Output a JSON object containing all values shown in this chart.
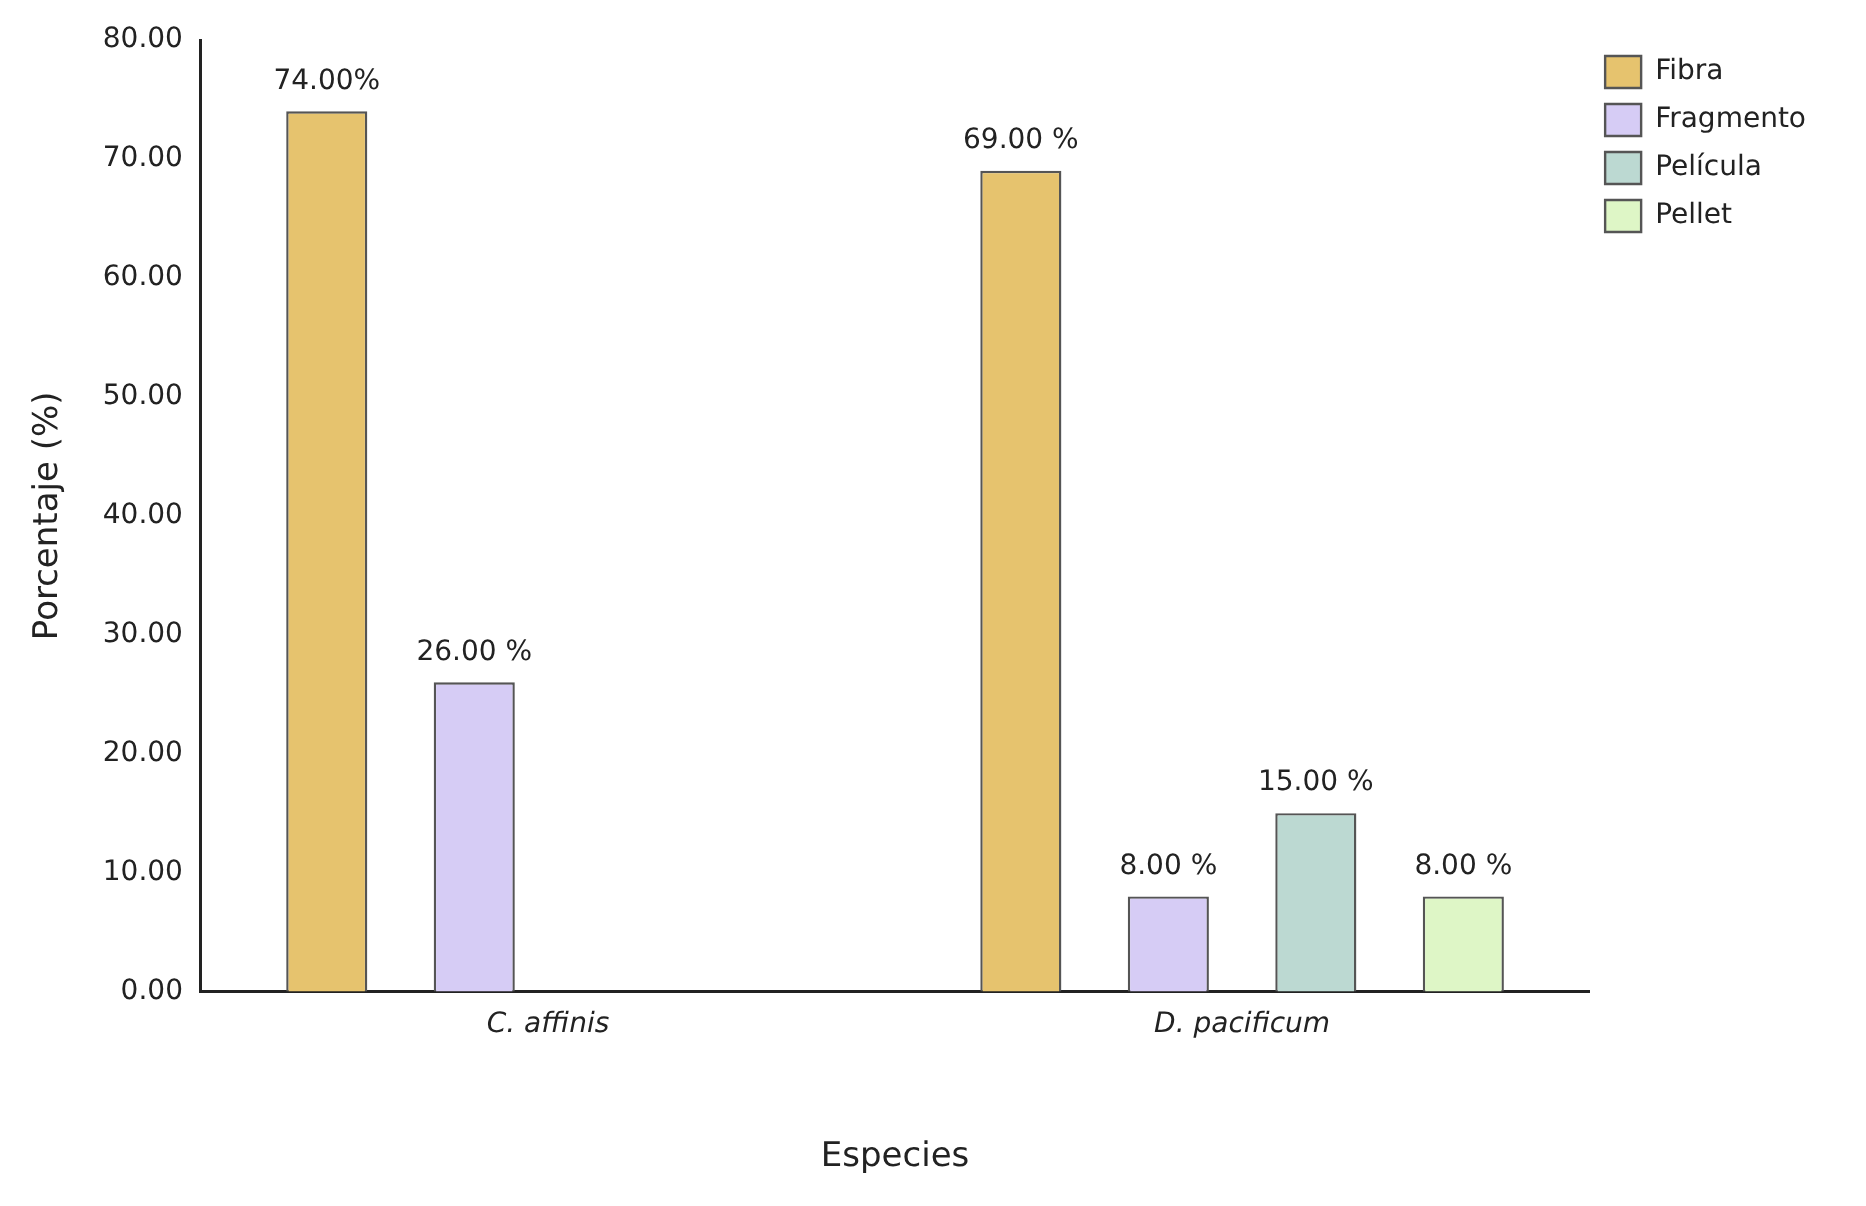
{
  "chart_data": {
    "type": "bar",
    "xlabel": "Especies",
    "ylabel": "Porcentaje (%)",
    "categories": [
      "C. affinis",
      "D. pacificum"
    ],
    "series": [
      {
        "name": "Fibra",
        "color": "#e6c36e",
        "values": [
          74,
          69
        ],
        "value_labels": [
          "74.00%",
          "69.00 %"
        ]
      },
      {
        "name": "Fragmento",
        "color": "#d6ccf5",
        "values": [
          26,
          8
        ],
        "value_labels": [
          "26.00 %",
          "8.00 %"
        ]
      },
      {
        "name": "Película",
        "color": "#bcd9d2",
        "values": [
          0,
          15
        ],
        "value_labels": [
          null,
          "15.00 %"
        ]
      },
      {
        "name": "Pellet",
        "color": "#def6c6",
        "values": [
          0,
          8
        ],
        "value_labels": [
          null,
          "8.00 %"
        ]
      }
    ],
    "ylim": [
      0,
      80
    ],
    "yticks": [
      {
        "value": 0,
        "label": "0.00"
      },
      {
        "value": 10,
        "label": "10.00"
      },
      {
        "value": 20,
        "label": "20.00"
      },
      {
        "value": 30,
        "label": "30.00"
      },
      {
        "value": 40,
        "label": "40.00"
      },
      {
        "value": 50,
        "label": "50.00"
      },
      {
        "value": 60,
        "label": "60.00"
      },
      {
        "value": 70,
        "label": "70.00"
      },
      {
        "value": 80,
        "label": "80.00"
      }
    ],
    "grid": false,
    "legend": "top right"
  }
}
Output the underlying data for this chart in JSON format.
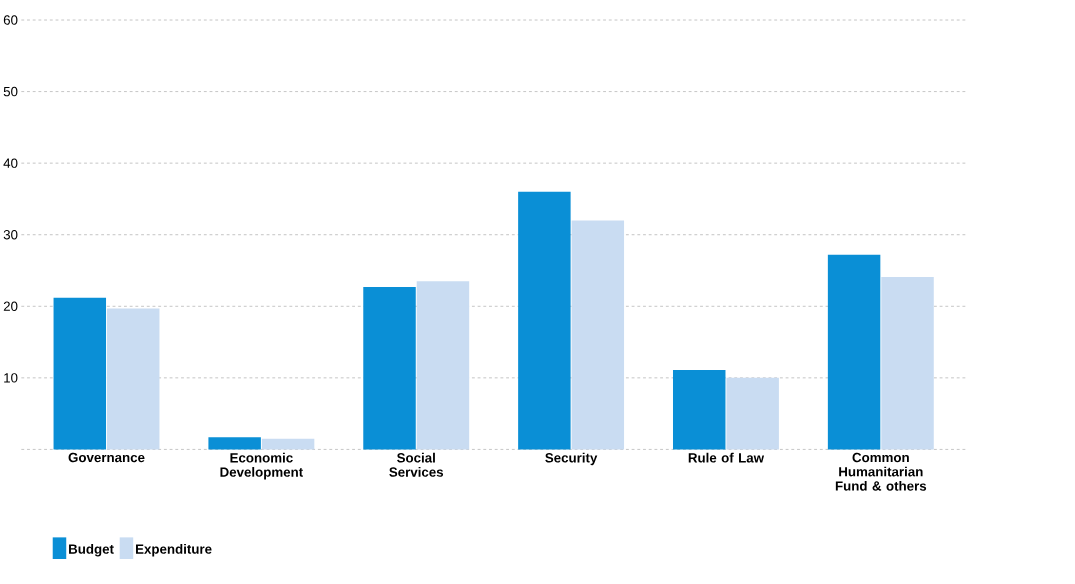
{
  "chart_data": {
    "type": "bar",
    "categories": [
      "Governance",
      "Economic Development",
      "Social Services",
      "Security",
      "Rule of Law",
      "Common Humanitarian Fund & others"
    ],
    "series": [
      {
        "name": "Budget",
        "color": "#0a8fd6",
        "values": [
          21.2,
          1.7,
          22.7,
          36,
          11.1,
          27.2
        ]
      },
      {
        "name": "Expenditure",
        "color": "#c9dcf2",
        "values": [
          19.7,
          1.5,
          23.5,
          32,
          10,
          24.1
        ]
      }
    ],
    "ylim": [
      0,
      60
    ],
    "yticks": [
      {
        "value": 0,
        "label": null
      },
      10,
      20,
      30,
      40,
      50,
      60
    ],
    "grid": "y",
    "legend": "bottom left"
  }
}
■ ■ ■ ■ ■ ■ ■
EXERCISE PROMPT:
List all lines in the material containing the string "Output".

SOLUTION:
Output a JSON object containing all values shown in this chart.
Output the underlying data for this chart in JSON format.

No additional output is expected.